*REQUIREMENTS:* Transcribe each line of the material as it is, and drop any picture.
:: SUPPLIED MATERIAL
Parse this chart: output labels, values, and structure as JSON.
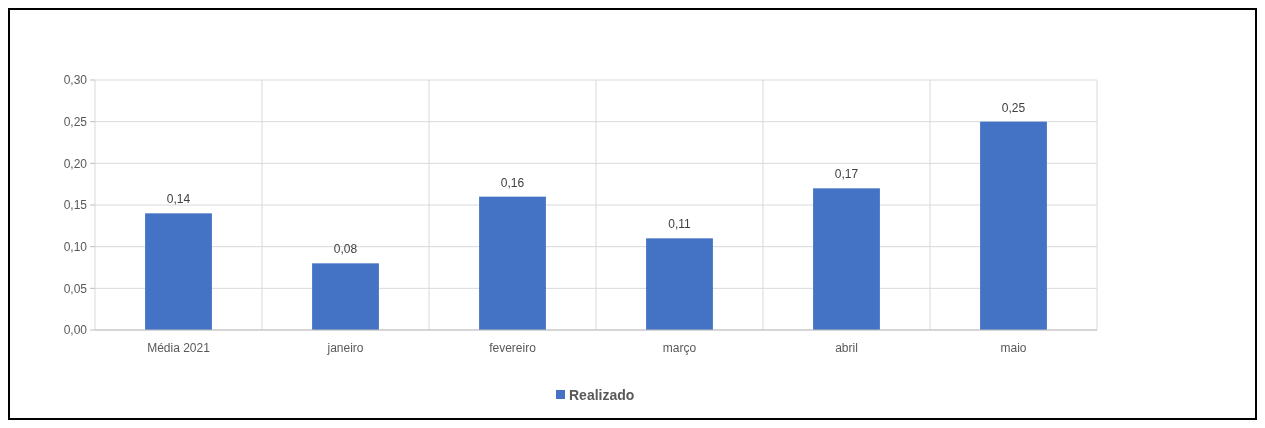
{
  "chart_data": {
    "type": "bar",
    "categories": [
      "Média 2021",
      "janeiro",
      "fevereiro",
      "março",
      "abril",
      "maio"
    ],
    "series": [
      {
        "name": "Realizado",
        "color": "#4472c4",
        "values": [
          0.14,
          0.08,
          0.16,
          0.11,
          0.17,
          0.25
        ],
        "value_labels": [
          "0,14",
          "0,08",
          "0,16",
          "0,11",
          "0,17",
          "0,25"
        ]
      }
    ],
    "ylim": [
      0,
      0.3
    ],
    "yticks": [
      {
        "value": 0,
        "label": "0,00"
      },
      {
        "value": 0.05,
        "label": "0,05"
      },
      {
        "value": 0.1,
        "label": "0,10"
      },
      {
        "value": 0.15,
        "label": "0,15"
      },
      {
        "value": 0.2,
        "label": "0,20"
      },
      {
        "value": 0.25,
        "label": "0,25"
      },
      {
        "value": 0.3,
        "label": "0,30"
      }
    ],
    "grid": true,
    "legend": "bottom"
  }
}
::::
*THE ANSWER:*
Parse this chart: output labels, values, and structure as JSON.
{
  "chart_data": {
    "type": "bar",
    "categories": [
      "Média 2021",
      "janeiro",
      "fevereiro",
      "março",
      "abril",
      "maio"
    ],
    "series": [
      {
        "name": "Realizado",
        "color": "#4472c4",
        "values": [
          0.14,
          0.08,
          0.16,
          0.11,
          0.17,
          0.25
        ],
        "value_labels": [
          "0,14",
          "0,08",
          "0,16",
          "0,11",
          "0,17",
          "0,25"
        ]
      }
    ],
    "ylim": [
      0,
      0.3
    ],
    "yticks": [
      {
        "value": 0,
        "label": "0,00"
      },
      {
        "value": 0.05,
        "label": "0,05"
      },
      {
        "value": 0.1,
        "label": "0,10"
      },
      {
        "value": 0.15,
        "label": "0,15"
      },
      {
        "value": 0.2,
        "label": "0,20"
      },
      {
        "value": 0.25,
        "label": "0,25"
      },
      {
        "value": 0.3,
        "label": "0,30"
      }
    ],
    "grid": true,
    "legend": "bottom"
  }
}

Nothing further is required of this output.